-- START OF PROVIDED RECORDS --

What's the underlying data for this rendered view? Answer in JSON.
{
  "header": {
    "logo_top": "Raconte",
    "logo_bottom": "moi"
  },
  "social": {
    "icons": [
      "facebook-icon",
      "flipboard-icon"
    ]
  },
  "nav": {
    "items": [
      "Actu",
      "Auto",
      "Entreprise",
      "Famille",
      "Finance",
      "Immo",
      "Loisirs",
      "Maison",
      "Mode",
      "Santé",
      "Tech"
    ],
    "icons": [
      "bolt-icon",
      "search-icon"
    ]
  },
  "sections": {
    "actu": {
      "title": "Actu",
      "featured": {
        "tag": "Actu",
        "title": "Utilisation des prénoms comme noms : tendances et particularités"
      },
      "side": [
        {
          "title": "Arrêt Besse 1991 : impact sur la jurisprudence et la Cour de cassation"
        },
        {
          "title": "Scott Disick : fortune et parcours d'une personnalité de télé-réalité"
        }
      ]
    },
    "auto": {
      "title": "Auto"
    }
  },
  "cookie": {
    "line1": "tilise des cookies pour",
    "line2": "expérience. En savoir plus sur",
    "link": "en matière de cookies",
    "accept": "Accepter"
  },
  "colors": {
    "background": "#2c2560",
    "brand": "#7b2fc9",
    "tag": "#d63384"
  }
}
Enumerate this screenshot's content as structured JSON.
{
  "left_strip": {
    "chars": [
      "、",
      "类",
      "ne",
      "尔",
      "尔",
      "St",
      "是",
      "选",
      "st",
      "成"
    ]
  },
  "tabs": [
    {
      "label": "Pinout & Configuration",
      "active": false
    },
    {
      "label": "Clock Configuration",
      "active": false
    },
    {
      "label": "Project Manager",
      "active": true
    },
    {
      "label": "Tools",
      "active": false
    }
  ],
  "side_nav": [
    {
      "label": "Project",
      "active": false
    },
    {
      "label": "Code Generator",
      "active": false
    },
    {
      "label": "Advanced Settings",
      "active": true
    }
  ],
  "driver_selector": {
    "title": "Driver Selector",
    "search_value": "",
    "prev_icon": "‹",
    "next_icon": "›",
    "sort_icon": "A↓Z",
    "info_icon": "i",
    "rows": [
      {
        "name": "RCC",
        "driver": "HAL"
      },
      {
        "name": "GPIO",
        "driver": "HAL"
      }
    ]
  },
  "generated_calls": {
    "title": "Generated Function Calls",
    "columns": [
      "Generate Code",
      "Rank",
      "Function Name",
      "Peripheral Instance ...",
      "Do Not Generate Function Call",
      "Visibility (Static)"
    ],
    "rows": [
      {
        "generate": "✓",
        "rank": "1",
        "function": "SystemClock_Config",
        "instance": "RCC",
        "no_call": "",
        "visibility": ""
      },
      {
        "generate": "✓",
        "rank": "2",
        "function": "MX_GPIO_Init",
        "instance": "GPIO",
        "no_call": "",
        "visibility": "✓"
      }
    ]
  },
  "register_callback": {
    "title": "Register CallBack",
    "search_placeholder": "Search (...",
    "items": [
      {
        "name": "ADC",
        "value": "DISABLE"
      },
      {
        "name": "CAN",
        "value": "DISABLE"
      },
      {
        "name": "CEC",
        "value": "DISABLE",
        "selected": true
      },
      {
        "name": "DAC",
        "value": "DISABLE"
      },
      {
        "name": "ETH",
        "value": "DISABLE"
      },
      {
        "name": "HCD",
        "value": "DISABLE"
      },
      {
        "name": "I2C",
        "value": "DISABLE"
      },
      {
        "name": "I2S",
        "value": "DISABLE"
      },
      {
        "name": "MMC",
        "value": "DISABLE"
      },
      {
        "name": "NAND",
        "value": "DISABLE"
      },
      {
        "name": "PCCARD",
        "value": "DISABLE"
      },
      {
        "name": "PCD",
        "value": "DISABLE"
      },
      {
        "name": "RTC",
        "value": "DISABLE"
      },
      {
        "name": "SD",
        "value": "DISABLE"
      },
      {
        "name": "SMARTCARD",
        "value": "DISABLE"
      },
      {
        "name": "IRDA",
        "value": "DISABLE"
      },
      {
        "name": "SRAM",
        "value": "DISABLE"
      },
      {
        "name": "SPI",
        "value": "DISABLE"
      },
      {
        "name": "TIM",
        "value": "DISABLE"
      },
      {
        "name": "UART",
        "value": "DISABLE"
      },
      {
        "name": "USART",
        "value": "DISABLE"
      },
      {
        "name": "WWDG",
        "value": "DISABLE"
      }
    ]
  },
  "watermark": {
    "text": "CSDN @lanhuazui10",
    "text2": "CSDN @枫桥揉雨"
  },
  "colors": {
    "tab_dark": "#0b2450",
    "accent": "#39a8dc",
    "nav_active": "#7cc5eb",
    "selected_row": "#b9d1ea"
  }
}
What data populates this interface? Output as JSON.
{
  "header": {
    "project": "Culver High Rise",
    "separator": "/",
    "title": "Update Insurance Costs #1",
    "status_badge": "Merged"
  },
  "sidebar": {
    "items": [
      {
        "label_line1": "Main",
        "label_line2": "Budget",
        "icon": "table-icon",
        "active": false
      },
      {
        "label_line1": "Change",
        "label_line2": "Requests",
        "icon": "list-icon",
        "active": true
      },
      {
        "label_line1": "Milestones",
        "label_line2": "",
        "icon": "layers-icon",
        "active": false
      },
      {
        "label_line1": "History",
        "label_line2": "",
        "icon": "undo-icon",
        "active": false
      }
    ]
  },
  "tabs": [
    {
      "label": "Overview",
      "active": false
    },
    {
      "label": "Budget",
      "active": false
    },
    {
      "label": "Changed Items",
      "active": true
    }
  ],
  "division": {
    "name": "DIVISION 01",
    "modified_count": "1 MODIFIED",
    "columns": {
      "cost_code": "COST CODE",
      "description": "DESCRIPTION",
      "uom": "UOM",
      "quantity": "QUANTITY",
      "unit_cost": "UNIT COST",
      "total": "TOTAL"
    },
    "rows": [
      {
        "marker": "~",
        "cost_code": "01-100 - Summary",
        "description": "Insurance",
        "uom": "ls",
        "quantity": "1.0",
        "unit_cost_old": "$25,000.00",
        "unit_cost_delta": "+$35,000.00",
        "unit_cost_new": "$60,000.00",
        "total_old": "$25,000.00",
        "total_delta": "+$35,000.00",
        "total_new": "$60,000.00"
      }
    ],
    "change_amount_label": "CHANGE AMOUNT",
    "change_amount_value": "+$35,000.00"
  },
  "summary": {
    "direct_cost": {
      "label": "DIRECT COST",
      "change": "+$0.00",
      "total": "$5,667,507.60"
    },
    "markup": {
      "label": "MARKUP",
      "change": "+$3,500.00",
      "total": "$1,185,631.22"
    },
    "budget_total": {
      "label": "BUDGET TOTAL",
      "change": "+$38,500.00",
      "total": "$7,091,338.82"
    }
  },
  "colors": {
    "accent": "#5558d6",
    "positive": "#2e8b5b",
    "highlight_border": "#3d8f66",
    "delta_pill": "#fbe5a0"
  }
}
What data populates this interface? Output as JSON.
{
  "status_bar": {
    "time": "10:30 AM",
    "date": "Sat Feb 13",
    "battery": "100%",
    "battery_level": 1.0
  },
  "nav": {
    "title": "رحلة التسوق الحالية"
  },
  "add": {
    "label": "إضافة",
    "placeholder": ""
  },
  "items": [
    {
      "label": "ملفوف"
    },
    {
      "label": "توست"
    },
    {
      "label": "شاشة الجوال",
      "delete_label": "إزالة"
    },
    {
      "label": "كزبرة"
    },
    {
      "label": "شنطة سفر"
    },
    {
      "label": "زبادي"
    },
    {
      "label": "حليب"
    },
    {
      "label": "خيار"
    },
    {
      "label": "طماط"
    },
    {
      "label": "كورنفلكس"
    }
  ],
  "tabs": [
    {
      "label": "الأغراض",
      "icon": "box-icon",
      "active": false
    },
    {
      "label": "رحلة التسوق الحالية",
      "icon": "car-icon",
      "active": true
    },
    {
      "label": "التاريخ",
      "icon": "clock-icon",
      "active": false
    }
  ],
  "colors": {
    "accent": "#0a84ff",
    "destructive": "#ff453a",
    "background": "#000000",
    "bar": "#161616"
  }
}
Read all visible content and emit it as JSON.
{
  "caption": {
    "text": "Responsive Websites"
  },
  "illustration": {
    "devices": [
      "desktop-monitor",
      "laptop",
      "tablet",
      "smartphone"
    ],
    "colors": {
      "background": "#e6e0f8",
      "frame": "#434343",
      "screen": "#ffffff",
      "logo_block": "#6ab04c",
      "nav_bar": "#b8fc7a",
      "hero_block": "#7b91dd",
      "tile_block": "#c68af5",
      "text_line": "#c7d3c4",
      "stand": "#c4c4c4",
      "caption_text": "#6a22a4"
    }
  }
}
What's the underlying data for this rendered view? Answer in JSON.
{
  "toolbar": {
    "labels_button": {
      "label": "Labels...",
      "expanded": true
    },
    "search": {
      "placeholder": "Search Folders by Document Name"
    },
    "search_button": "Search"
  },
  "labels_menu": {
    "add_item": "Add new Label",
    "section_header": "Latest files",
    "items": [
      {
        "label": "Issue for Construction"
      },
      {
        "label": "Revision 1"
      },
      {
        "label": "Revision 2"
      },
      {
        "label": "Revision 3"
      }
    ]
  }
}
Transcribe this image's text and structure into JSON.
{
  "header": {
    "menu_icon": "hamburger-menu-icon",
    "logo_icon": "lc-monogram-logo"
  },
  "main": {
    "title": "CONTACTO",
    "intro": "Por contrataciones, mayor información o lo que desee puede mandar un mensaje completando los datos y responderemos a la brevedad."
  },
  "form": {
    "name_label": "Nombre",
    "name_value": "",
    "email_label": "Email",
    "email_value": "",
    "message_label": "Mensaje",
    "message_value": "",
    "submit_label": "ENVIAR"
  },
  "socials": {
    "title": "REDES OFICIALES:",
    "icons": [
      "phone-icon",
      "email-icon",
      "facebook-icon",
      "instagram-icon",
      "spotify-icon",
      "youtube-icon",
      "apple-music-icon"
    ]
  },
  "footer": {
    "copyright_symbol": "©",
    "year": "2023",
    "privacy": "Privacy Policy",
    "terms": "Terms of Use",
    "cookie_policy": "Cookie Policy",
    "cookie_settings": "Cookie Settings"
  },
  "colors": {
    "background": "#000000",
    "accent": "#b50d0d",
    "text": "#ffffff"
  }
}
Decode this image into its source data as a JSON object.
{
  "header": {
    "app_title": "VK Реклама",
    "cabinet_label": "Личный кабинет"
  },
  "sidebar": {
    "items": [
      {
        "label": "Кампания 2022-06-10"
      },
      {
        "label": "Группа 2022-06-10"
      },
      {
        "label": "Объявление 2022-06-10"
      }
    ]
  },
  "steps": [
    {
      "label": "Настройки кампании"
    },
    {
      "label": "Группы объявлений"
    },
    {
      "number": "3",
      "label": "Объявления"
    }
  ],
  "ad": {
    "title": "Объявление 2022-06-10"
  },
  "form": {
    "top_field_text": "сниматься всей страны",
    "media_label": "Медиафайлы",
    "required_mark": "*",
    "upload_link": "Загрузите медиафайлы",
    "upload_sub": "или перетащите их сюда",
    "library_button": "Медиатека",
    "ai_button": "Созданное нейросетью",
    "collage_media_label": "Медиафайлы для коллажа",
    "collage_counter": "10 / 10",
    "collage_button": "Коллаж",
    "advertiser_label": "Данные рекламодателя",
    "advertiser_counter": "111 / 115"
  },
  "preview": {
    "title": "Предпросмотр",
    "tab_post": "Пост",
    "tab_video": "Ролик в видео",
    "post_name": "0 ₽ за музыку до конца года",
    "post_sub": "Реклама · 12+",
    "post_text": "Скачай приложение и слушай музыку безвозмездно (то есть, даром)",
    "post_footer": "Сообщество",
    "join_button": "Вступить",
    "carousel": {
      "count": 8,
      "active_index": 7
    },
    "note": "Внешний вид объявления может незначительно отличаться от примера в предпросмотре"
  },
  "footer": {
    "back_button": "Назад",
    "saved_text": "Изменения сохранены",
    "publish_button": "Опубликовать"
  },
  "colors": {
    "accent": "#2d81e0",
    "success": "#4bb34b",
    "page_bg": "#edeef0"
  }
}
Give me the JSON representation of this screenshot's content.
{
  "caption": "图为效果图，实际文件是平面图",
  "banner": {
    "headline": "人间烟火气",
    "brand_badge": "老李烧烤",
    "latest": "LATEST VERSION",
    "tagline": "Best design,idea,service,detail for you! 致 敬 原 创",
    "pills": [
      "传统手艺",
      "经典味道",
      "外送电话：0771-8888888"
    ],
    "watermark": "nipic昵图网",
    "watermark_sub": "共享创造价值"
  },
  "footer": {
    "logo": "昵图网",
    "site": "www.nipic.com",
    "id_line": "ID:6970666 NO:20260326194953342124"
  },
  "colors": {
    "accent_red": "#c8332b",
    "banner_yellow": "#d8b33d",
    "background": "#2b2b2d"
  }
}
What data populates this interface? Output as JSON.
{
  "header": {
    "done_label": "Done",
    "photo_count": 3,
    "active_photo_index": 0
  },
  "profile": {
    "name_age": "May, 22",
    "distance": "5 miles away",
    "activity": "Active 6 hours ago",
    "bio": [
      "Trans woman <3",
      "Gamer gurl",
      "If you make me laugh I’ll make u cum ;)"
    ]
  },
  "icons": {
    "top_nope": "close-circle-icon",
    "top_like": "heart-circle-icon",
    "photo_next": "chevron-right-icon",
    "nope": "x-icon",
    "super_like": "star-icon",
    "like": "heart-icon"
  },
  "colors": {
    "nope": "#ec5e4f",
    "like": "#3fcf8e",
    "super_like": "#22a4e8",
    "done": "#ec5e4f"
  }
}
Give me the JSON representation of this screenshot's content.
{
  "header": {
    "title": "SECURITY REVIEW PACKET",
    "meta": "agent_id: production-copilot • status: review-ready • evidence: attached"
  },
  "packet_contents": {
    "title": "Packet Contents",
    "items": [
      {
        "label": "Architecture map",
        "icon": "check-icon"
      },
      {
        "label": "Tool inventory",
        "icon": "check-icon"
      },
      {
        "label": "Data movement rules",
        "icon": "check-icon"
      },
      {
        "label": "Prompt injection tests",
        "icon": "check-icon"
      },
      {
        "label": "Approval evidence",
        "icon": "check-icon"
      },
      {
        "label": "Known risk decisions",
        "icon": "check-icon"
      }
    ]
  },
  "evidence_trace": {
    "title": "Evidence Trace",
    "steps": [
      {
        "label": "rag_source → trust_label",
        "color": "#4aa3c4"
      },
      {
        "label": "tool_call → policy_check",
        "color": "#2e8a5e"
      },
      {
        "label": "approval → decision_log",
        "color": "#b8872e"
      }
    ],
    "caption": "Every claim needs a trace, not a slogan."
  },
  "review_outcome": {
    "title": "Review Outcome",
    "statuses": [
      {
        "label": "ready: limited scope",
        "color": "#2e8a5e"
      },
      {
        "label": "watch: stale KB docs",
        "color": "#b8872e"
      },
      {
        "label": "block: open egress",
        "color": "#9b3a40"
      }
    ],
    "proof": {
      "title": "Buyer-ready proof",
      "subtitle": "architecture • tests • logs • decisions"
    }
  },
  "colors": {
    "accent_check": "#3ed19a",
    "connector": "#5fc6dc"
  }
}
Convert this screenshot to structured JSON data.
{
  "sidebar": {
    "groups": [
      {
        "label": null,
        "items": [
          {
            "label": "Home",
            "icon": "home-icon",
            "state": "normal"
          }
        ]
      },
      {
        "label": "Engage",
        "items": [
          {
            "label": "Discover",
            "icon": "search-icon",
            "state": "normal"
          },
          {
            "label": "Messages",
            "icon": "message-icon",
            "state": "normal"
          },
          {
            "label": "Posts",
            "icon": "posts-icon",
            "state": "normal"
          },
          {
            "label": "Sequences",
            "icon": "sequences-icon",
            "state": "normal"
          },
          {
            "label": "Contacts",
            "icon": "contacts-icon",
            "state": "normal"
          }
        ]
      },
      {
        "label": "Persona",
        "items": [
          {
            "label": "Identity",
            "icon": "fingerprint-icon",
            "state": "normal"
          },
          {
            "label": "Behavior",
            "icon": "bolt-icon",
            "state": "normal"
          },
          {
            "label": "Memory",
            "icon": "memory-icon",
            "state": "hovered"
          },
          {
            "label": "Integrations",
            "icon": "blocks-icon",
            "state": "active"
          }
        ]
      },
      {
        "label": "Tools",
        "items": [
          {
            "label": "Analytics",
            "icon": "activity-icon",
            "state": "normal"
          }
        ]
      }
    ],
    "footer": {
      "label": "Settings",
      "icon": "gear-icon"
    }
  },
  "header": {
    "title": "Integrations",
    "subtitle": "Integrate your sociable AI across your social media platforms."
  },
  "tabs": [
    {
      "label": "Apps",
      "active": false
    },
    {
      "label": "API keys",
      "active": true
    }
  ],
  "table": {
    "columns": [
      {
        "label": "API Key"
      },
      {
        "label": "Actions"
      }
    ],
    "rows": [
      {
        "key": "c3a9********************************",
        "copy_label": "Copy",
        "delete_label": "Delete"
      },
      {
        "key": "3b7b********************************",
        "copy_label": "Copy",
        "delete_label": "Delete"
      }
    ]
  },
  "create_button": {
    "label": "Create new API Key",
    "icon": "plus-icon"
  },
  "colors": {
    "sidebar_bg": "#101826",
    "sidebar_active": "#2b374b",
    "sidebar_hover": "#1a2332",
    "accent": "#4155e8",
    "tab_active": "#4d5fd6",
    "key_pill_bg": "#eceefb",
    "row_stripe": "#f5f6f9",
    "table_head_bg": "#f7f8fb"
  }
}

-- END OF PROVIDED RECORDS --

Extract each line holding the word "cookies" from the records.

    "line1": "tilise des cookies pour",
    "link": "en matière de cookies",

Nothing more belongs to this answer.